---------- Recorded information

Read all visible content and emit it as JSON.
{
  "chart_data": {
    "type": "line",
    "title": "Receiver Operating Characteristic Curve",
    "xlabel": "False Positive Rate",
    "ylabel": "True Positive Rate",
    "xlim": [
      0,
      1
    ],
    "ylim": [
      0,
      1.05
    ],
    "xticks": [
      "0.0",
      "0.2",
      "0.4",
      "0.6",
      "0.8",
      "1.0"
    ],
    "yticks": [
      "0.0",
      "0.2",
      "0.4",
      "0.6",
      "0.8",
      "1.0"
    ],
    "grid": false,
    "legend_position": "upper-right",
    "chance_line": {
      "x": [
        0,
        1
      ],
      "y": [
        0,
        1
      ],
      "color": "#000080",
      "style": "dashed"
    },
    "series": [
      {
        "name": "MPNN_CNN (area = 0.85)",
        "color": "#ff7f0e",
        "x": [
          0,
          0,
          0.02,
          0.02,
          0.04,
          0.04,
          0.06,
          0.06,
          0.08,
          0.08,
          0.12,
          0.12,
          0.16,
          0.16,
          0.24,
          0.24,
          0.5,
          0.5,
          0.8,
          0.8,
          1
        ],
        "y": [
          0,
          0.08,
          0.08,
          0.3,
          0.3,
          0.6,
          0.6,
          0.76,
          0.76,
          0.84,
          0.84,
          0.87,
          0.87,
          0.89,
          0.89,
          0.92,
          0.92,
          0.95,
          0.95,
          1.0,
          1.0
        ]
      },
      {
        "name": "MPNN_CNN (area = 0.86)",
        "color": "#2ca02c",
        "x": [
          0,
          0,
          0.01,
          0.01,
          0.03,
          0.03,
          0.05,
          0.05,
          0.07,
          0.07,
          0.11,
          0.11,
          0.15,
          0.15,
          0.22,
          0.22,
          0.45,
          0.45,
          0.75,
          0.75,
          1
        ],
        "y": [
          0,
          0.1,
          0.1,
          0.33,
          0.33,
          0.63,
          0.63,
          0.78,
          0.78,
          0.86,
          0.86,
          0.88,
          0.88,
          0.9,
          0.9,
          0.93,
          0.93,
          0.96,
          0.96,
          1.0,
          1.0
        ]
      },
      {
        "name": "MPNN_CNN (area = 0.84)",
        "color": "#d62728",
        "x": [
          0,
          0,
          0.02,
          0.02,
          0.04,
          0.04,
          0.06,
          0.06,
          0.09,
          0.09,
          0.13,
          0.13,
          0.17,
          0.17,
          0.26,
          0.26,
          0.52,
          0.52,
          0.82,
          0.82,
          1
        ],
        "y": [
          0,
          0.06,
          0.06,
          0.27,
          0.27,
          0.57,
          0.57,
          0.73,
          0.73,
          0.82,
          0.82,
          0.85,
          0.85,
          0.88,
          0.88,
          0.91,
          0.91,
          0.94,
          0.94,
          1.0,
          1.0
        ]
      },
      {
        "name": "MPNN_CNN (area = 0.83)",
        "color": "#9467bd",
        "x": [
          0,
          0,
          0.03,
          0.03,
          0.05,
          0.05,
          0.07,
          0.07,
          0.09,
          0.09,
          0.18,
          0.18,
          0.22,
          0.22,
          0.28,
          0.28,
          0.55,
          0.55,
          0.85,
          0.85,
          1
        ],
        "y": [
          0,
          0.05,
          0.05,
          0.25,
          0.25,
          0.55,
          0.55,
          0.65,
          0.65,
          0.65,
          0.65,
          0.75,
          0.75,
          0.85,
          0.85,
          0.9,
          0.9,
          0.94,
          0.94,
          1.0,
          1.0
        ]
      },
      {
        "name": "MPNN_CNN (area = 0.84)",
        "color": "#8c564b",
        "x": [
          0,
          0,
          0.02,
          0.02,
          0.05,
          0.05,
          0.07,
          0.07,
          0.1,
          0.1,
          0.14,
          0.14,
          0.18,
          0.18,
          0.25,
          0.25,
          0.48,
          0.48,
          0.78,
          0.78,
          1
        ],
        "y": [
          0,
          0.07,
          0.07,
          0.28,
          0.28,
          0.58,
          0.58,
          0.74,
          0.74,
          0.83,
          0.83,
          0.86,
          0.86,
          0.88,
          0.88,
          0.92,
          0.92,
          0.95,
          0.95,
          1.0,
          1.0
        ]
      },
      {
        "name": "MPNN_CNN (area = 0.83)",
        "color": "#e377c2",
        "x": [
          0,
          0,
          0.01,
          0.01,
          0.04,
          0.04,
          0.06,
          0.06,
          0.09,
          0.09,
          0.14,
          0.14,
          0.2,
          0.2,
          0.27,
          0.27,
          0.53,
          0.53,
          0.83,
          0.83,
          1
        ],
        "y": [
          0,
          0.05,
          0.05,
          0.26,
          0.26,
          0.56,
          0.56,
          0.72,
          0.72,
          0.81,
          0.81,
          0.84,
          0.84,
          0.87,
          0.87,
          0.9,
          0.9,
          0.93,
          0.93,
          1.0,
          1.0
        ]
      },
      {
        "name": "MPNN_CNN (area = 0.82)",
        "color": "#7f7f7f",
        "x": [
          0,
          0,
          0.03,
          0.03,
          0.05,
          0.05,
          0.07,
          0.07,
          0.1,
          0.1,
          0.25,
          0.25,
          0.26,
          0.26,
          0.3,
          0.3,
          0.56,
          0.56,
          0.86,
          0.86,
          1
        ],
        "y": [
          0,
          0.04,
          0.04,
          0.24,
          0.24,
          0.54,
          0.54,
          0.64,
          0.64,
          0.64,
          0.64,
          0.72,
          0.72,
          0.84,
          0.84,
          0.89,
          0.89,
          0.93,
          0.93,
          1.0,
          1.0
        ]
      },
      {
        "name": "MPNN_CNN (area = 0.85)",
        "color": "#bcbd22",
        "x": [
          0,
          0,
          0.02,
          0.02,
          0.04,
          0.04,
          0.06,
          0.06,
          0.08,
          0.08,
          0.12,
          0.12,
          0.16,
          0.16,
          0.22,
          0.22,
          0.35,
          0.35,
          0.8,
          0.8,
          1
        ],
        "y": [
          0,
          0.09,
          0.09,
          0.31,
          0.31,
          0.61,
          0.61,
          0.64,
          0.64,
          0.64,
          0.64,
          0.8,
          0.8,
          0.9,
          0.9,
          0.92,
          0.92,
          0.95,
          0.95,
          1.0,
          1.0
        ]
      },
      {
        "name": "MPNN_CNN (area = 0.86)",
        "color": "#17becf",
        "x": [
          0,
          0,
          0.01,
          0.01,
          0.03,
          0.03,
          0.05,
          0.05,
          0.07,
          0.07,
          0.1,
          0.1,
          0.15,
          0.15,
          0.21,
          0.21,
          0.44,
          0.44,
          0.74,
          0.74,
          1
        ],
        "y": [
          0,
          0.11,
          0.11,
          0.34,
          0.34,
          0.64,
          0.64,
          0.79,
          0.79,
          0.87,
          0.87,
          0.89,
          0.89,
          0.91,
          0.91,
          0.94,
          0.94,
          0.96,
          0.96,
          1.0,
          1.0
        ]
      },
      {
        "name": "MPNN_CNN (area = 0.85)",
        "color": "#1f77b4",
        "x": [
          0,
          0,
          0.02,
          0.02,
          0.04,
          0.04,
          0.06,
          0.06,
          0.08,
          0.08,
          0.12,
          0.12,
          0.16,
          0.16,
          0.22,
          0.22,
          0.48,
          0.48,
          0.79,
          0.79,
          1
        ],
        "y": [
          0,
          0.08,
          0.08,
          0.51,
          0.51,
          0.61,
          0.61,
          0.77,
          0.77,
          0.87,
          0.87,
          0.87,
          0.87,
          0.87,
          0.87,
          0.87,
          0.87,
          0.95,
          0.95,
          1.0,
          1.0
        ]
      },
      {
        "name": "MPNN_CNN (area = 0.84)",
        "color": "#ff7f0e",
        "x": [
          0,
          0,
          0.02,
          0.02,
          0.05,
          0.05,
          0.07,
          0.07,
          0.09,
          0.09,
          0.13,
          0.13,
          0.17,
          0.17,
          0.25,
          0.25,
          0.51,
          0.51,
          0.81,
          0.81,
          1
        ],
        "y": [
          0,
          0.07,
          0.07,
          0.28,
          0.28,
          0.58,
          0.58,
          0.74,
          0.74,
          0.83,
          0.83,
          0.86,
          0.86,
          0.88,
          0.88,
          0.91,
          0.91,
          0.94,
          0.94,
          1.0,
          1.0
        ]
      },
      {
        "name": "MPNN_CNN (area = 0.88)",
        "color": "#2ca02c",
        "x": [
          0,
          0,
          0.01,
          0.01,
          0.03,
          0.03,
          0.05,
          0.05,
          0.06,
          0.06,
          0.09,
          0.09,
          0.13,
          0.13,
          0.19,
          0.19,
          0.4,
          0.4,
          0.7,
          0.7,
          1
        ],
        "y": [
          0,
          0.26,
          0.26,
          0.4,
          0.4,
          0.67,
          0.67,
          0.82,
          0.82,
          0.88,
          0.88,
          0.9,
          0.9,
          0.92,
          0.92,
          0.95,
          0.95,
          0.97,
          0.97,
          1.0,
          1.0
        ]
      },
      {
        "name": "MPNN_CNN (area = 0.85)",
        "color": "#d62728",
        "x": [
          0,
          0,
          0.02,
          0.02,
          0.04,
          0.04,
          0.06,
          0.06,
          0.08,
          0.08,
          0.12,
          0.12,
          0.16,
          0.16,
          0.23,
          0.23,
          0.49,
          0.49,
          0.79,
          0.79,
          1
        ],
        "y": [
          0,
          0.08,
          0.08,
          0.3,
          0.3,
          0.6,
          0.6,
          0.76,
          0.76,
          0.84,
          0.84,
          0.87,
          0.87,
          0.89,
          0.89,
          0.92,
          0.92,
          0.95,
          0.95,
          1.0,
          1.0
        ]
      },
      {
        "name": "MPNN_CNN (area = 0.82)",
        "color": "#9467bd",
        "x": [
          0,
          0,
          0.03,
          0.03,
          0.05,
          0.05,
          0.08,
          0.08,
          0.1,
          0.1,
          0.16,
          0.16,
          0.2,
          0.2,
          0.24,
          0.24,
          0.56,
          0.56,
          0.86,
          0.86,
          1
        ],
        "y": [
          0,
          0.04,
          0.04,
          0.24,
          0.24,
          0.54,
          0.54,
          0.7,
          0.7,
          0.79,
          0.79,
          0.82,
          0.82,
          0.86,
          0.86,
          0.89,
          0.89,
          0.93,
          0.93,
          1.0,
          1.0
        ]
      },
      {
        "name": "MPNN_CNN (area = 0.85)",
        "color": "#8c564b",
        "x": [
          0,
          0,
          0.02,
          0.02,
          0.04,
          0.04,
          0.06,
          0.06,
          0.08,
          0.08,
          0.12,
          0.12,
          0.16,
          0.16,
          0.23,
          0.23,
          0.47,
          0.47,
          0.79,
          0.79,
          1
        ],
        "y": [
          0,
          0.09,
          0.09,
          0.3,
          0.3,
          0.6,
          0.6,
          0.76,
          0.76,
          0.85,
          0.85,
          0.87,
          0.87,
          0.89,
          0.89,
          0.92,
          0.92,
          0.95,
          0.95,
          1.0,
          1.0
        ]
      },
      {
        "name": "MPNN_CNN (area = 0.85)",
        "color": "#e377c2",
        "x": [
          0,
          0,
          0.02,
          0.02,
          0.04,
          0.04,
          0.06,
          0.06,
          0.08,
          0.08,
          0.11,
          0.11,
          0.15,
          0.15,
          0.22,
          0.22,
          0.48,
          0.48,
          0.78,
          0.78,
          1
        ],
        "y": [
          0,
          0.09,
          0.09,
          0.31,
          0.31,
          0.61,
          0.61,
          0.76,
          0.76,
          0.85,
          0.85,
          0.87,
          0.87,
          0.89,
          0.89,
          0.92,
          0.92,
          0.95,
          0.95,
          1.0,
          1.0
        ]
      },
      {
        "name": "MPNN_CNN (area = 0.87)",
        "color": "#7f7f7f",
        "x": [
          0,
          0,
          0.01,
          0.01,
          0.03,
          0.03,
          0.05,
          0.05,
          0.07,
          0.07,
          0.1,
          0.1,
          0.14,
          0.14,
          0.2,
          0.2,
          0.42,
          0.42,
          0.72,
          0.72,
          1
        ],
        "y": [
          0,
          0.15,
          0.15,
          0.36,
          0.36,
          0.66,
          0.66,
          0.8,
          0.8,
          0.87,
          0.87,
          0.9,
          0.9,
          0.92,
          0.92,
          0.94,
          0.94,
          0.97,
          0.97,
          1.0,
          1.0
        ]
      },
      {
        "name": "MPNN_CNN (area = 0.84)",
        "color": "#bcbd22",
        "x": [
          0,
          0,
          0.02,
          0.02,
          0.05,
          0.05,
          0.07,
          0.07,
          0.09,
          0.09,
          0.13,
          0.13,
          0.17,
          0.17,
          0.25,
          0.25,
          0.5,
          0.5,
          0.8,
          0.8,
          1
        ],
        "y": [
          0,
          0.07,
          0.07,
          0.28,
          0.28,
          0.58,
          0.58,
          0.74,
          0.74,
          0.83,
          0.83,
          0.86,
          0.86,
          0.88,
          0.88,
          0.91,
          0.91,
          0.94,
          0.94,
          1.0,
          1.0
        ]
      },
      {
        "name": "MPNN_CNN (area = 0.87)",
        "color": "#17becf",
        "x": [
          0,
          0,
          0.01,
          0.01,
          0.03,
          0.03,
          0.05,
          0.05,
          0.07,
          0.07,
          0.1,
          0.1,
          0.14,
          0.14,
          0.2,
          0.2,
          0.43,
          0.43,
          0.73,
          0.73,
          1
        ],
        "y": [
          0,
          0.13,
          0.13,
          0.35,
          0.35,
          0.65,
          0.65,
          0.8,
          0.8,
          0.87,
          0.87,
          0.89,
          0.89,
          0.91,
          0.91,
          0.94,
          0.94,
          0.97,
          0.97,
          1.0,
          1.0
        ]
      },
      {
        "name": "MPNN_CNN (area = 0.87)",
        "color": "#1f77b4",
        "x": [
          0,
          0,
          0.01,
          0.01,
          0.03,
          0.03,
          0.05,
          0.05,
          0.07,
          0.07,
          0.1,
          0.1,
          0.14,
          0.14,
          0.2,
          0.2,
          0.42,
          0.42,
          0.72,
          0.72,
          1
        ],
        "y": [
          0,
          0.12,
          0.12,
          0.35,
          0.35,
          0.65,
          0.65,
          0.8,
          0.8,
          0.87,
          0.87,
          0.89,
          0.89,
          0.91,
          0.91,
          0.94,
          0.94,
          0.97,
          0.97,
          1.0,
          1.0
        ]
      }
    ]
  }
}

--------------------

■ **Do this**
Go over the records above line by line and count those holding the word "Rate". Reply only with the number.

■ **Full solution**
2